**Your task:** Work through the data line by line, gathering every line that has the word "sorted".

+++ Given information +++

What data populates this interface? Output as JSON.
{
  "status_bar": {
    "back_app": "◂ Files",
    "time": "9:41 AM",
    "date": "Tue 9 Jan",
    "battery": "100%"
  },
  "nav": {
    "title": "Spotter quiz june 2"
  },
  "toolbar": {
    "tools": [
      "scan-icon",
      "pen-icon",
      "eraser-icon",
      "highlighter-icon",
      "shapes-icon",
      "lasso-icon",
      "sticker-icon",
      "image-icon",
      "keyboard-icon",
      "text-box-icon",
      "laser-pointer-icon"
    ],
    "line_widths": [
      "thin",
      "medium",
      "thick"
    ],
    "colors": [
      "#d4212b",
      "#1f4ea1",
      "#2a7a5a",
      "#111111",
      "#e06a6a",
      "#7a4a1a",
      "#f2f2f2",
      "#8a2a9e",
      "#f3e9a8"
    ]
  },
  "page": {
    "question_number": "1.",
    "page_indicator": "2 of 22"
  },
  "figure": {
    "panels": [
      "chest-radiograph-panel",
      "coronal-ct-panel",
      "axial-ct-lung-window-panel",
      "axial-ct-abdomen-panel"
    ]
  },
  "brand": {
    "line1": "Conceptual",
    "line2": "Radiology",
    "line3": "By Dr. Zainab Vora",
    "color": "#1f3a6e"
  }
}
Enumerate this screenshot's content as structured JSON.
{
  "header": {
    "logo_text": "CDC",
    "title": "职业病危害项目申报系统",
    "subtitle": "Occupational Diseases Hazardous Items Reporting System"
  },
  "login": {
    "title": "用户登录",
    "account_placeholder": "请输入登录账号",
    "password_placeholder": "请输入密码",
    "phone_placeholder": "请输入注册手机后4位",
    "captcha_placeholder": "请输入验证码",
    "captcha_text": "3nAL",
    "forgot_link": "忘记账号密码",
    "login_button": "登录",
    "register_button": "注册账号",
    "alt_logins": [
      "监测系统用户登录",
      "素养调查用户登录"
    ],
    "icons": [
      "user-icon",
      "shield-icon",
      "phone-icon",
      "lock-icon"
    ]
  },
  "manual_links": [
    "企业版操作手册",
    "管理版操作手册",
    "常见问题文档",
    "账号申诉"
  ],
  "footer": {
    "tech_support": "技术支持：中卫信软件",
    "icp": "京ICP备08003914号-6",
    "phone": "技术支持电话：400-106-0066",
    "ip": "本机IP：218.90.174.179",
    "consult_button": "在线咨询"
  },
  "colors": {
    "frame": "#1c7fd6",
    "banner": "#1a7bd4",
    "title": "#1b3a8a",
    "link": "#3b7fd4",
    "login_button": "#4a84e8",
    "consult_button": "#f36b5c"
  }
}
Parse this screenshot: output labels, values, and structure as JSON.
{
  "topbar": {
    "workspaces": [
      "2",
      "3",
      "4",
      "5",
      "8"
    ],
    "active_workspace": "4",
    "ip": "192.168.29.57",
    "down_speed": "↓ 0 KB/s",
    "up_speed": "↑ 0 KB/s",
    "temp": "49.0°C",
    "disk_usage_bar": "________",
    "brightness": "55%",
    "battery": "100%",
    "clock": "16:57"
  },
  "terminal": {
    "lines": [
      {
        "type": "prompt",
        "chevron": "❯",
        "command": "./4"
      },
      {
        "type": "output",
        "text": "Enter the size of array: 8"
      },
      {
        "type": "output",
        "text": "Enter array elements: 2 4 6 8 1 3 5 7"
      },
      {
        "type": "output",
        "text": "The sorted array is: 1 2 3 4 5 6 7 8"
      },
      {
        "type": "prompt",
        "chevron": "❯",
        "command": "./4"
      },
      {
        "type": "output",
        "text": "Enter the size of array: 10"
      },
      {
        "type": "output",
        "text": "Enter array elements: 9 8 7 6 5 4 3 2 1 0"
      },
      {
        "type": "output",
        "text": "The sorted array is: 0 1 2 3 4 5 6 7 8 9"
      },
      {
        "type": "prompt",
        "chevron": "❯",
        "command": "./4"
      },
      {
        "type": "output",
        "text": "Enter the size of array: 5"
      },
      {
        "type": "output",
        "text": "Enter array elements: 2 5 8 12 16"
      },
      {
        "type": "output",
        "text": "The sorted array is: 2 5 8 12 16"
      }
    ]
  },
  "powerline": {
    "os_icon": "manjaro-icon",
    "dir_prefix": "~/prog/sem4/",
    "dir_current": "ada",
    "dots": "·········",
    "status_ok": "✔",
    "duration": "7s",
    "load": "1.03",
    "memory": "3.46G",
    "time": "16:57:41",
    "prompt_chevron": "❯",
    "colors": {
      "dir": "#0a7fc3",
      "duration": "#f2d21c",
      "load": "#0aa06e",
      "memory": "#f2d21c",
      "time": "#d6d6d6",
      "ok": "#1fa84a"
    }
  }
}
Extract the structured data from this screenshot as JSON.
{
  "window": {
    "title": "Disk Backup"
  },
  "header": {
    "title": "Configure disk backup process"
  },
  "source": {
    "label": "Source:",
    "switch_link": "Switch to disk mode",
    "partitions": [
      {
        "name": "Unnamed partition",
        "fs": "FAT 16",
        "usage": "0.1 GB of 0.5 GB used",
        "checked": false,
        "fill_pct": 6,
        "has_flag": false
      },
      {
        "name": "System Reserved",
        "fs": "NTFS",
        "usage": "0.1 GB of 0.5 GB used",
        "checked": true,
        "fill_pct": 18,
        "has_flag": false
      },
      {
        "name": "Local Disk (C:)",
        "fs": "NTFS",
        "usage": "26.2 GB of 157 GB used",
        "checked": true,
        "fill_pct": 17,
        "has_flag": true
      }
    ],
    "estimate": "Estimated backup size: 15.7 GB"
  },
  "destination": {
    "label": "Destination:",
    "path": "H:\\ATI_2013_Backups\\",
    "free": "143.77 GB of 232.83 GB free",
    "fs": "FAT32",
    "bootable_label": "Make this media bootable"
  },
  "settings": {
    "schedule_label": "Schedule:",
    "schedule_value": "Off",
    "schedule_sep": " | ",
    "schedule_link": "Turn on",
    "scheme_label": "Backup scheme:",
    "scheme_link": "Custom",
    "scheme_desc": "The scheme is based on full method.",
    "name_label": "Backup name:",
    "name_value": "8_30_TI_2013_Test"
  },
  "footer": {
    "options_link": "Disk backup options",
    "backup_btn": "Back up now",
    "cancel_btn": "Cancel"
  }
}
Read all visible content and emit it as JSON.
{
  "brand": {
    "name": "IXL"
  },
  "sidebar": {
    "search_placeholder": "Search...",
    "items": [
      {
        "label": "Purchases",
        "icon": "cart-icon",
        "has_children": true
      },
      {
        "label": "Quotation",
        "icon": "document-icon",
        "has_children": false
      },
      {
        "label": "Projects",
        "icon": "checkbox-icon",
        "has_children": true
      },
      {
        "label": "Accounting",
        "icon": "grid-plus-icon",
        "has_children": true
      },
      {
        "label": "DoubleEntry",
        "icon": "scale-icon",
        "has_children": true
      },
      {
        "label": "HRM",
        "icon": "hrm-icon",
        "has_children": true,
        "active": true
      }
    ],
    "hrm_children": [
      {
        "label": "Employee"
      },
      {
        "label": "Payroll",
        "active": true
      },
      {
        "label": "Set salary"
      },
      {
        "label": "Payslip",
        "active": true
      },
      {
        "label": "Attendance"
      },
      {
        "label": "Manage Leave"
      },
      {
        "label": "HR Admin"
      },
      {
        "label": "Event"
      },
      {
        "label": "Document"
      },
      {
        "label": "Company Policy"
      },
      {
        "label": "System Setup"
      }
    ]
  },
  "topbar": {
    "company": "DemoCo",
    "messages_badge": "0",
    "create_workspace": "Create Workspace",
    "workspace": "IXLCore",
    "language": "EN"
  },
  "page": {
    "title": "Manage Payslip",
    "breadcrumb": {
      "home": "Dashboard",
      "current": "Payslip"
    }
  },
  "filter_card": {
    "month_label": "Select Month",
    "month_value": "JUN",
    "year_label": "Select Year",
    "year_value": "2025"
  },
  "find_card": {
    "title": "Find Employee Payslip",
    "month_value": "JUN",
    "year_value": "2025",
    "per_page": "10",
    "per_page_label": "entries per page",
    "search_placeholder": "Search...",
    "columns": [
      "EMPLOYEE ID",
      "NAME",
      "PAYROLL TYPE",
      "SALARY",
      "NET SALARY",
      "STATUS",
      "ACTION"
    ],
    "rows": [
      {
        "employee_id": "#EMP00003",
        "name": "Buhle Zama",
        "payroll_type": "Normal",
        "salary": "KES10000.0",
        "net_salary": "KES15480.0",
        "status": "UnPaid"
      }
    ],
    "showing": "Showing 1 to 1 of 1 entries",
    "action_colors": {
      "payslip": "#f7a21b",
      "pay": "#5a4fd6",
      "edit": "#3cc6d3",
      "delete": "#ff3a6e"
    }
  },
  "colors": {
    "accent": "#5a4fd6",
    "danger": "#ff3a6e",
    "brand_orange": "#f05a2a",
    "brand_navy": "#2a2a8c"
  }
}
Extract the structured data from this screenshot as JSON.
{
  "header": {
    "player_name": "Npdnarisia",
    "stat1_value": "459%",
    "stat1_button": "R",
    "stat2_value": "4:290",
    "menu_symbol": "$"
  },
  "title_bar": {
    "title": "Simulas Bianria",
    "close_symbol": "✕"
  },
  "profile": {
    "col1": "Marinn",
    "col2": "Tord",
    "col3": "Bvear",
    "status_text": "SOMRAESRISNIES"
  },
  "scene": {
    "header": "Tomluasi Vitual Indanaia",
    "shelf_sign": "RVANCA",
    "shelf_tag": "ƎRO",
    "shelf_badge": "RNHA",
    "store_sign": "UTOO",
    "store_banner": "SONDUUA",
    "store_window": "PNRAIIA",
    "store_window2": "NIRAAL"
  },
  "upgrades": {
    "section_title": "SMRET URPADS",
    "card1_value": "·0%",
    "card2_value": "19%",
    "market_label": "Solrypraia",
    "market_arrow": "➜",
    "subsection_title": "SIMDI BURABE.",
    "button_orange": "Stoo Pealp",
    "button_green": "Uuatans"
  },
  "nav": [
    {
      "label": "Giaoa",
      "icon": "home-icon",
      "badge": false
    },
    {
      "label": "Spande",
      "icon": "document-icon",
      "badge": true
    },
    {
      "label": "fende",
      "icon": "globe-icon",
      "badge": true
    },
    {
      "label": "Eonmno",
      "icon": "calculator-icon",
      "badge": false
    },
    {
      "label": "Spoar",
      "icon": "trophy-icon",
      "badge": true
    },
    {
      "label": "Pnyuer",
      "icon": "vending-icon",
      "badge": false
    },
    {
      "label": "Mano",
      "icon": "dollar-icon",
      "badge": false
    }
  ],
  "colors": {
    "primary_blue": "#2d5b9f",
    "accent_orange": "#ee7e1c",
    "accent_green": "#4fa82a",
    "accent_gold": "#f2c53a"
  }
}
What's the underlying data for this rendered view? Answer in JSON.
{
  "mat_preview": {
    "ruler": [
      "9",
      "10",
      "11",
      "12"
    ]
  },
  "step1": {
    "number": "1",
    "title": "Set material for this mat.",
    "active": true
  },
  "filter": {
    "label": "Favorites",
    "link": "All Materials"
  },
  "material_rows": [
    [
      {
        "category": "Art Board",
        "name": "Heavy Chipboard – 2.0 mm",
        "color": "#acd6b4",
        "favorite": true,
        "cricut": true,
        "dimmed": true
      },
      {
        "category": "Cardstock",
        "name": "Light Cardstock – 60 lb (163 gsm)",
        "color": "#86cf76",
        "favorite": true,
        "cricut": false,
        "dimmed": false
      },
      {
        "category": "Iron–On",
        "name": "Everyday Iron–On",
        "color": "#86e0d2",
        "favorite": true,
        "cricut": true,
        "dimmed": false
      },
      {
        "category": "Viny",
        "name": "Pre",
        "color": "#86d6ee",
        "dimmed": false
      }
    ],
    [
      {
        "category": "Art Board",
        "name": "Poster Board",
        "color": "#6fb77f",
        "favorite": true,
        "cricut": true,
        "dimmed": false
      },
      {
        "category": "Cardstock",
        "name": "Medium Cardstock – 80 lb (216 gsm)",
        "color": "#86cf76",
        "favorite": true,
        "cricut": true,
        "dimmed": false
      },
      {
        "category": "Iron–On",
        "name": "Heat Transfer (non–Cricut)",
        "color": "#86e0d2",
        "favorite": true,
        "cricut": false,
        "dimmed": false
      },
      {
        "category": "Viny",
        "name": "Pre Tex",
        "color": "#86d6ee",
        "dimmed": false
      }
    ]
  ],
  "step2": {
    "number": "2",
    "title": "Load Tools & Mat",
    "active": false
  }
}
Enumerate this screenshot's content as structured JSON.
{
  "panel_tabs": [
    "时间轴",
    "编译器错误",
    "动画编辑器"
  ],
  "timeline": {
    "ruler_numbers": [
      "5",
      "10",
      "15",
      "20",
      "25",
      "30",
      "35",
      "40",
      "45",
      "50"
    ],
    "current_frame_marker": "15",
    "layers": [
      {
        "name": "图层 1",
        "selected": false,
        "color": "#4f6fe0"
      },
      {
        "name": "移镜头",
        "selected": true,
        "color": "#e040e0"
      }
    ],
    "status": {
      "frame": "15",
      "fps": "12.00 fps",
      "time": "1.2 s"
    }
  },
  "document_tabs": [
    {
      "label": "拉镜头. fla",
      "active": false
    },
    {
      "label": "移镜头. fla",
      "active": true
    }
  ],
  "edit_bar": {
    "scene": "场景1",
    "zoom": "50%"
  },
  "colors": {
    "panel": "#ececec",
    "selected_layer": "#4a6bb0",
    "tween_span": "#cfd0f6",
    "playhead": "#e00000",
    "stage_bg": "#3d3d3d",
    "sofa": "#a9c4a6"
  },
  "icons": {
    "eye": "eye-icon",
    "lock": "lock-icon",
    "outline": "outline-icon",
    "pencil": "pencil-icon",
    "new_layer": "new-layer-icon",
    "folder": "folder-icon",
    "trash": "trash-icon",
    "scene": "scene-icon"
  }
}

+++

**Result of the exercise:**
        "text": "The sorted array is: 1 2 3 4 5 6 7 8"
        "text": "The sorted array is: 0 1 2 3 4 5 6 7 8 9"
        "text": "The sorted array is: 2 5 8 12 16"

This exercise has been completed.